- [TRECHO SELECIONADO]
════

Além de trazer à tona,
no entanto, características psíquicas superadas no adulto, Kaspar reflete a
marca da ignorância universal quanto a própria origem, seja no âmbito pessoal
seja no âmbito da filogênese. Ele revela a condição inexorável do desamparo
humano, de sua mórbida fragilidade frente a este desamparo, no caso dele, um
desamparo concretizado ao longo de toda uma vida. Nada mais hostil e pesado à
vaidade dos homens, sempre esforçados por crer em seu poder e racionalidade.
Nada mais compreensível fugir ao horror de se perceber frágil e ignorante,
imputando a Kaspar essas virtudes inumanas; ou mesmo doutrinando-o a todo
custo. A atualidade e a história se locupletam dos mais variados exemplos de
destituição (e destruição) daqueles considerados diferentes, bizarros e
inferiores, tão somente por se nos apresentarem como a nossa imagem que desejamos
esquecer.

════

[Registros das regiões de layout]
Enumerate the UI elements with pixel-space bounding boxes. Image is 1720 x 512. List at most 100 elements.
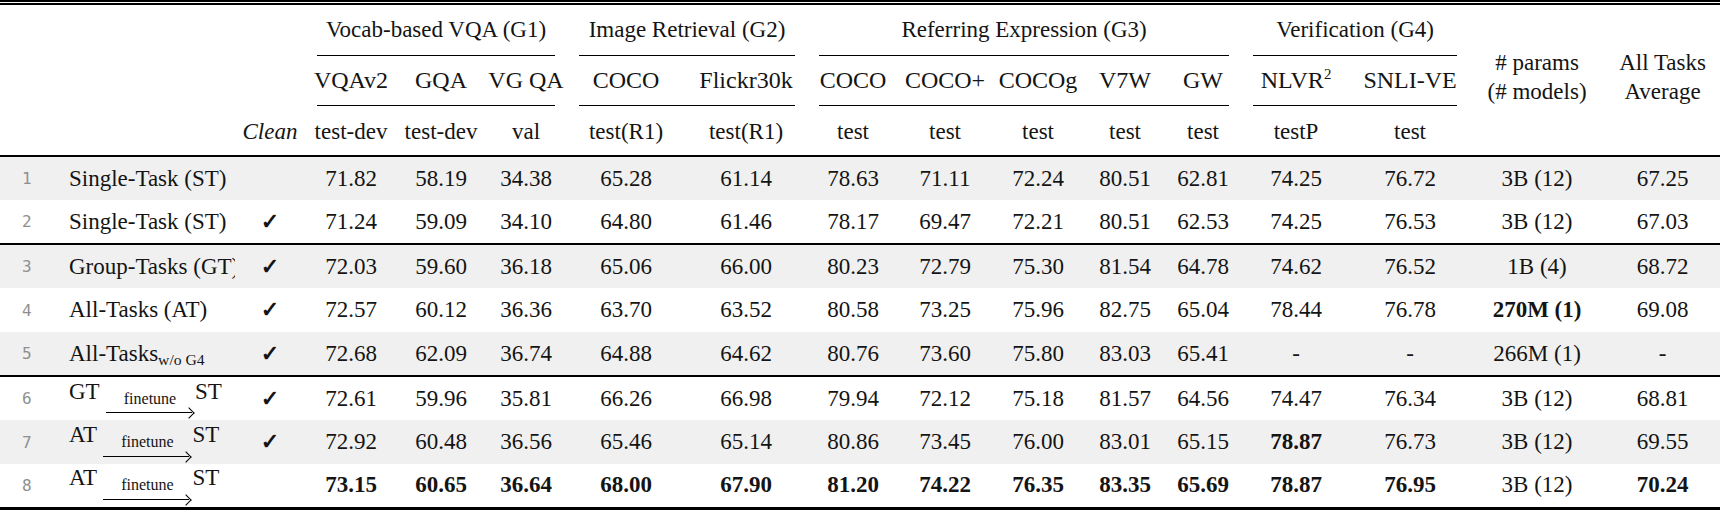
row-label: Single-Task (ST)	[55, 200, 235, 244]
value-cell: 65.41	[1165, 332, 1241, 376]
split-header: test-dev	[305, 109, 397, 156]
split-header: test(R1)	[567, 109, 685, 156]
value-cell: -	[1351, 332, 1469, 376]
table-row: 1Single-Task (ST)71.8258.1934.3865.2861.…	[0, 156, 1720, 200]
row-label: AT finetuneST	[55, 464, 235, 508]
value-cell: 64.78	[1165, 244, 1241, 288]
row-number: 1	[0, 156, 55, 200]
check-icon: ✓	[235, 244, 305, 288]
avg-cell: 68.81	[1605, 376, 1720, 420]
split-header: testP	[1241, 109, 1351, 156]
params-cell: 3B (12)	[1469, 376, 1605, 420]
value-cell: 64.80	[567, 200, 685, 244]
value-cell: 73.45	[899, 420, 991, 464]
group-header-row: Vocab-based VQA (G1) Image Retrieval (G2…	[0, 3, 1720, 52]
value-cell: 83.01	[1085, 420, 1165, 464]
value-cell: 71.11	[899, 156, 991, 200]
value-cell: 76.52	[1351, 244, 1469, 288]
value-cell: -	[1241, 332, 1351, 376]
value-cell: 72.92	[305, 420, 397, 464]
value-cell: 35.81	[485, 376, 567, 420]
value-cell: 72.21	[991, 200, 1085, 244]
value-cell: 78.87	[1241, 420, 1351, 464]
g1-rule	[305, 51, 567, 59]
value-cell: 65.04	[1165, 288, 1241, 332]
row-number: 7	[0, 420, 55, 464]
value-cell: 72.12	[899, 376, 991, 420]
value-cell: 79.94	[807, 376, 899, 420]
col-header-coco-retrieval: COCO	[567, 59, 685, 101]
value-cell: 69.47	[899, 200, 991, 244]
value-cell: 36.18	[485, 244, 567, 288]
value-cell: 62.53	[1165, 200, 1241, 244]
value-cell: 65.06	[567, 244, 685, 288]
value-cell: 66.00	[685, 244, 807, 288]
value-cell: 73.60	[899, 332, 991, 376]
g1-rule	[305, 101, 567, 109]
row-label: AT finetuneST	[55, 420, 235, 464]
g2-rule	[567, 51, 807, 59]
value-cell: 76.72	[1351, 156, 1469, 200]
value-cell: 73.15	[305, 464, 397, 508]
value-cell: 36.74	[485, 332, 567, 376]
value-cell: 72.03	[305, 244, 397, 288]
value-cell: 72.57	[305, 288, 397, 332]
avg-cell: 67.25	[1605, 156, 1720, 200]
value-cell: 68.00	[567, 464, 685, 508]
row-label: Group-Tasks (GT)	[55, 244, 235, 288]
col-header-all-tasks-average: All Tasks Average	[1605, 3, 1720, 157]
value-cell: 62.81	[1165, 156, 1241, 200]
group-underline-row	[0, 51, 1720, 59]
value-cell: 80.76	[807, 332, 899, 376]
value-cell: 66.98	[685, 376, 807, 420]
row-number: 3	[0, 244, 55, 288]
row-label: GT finetuneST	[55, 376, 235, 420]
value-cell: 83.35	[1085, 464, 1165, 508]
col-header-flickr30k: Flickr30k	[685, 59, 807, 101]
table-body: 1Single-Task (ST)71.8258.1934.3865.2861.…	[0, 156, 1720, 508]
params-cell: 3B (12)	[1469, 156, 1605, 200]
value-cell: 65.15	[1165, 420, 1241, 464]
split-header: val	[485, 109, 567, 156]
params-cell: 3B (12)	[1469, 464, 1605, 508]
table-row: 7AT finetuneST✓72.9260.4836.5665.4665.14…	[0, 420, 1720, 464]
col-group-g2: Image Retrieval (G2)	[567, 3, 807, 52]
row-number: 6	[0, 376, 55, 420]
col-header-gw: GW	[1165, 59, 1241, 101]
value-cell: 63.70	[567, 288, 685, 332]
clean-checkmark-cell	[235, 464, 305, 508]
col-header-v7w: V7W	[1085, 59, 1165, 101]
value-cell: 60.65	[397, 464, 485, 508]
value-cell: 75.30	[991, 244, 1085, 288]
table-row: 2Single-Task (ST)✓71.2459.0934.1064.8061…	[0, 200, 1720, 244]
params-header-line1: # params	[1469, 49, 1605, 77]
value-cell: 72.79	[899, 244, 991, 288]
value-cell: 72.68	[305, 332, 397, 376]
avg-cell: 67.03	[1605, 200, 1720, 244]
avg-cell: -	[1605, 332, 1720, 376]
value-cell: 74.22	[899, 464, 991, 508]
value-cell: 36.36	[485, 288, 567, 332]
params-cell: 1B (4)	[1469, 244, 1605, 288]
spacer-cell	[0, 3, 305, 52]
value-cell: 72.24	[991, 156, 1085, 200]
avg-cell: 68.72	[1605, 244, 1720, 288]
value-cell: 80.86	[807, 420, 899, 464]
finetune-arrow-icon: finetune	[103, 434, 191, 462]
value-cell: 71.82	[305, 156, 397, 200]
value-cell: 60.12	[397, 288, 485, 332]
value-cell: 61.14	[685, 156, 807, 200]
g2-rule	[567, 101, 807, 109]
value-cell: 65.69	[1165, 464, 1241, 508]
table-row: 3Group-Tasks (GT)✓72.0359.6036.1865.0666…	[0, 244, 1720, 288]
split-header-row: Clean test-dev test-dev val test(R1) tes…	[0, 109, 1720, 156]
value-cell: 76.53	[1351, 200, 1469, 244]
split-header: test	[1351, 109, 1469, 156]
value-cell: 59.60	[397, 244, 485, 288]
value-cell: 80.51	[1085, 200, 1165, 244]
g3-rule	[807, 51, 1241, 59]
params-cell: 3B (12)	[1469, 420, 1605, 464]
avg-header-line2: Average	[1605, 78, 1720, 106]
col-header-nlvr2: NLVR2	[1241, 59, 1351, 101]
split-header: test	[1165, 109, 1241, 156]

════

- [LISTA DE TAREFAS]
#1 Transcreva, do trecho sobre Kaspar, a parte compreendida entre "Além de trazer" e "poder e racionalidade.", inclusive.
#2 De acordo com o trecho sobre Kaspar, em que os homens estão sempre se esforçando por crer?
A listagem provém de outra fonte.

- [RESPOSTAS]
#1
Além de trazer à tona,
no entanto, características psíquicas superadas no adulto, Kaspar reflete a
marca da ignorância universal quanto a própria origem, seja no âmbito pessoal
seja no âmbito da filogênese. Ele revela a condição inexorável do desamparo
humano, de sua mórbida fragilidade frente a este desamparo, no caso dele, um
desamparo concretizado ao longo de toda uma vida. Nada mais hostil e pesado à
vaidade dos homens, sempre esforçados por crer em seu poder e racionalidade.

#2 Em seu poder e racionalidade.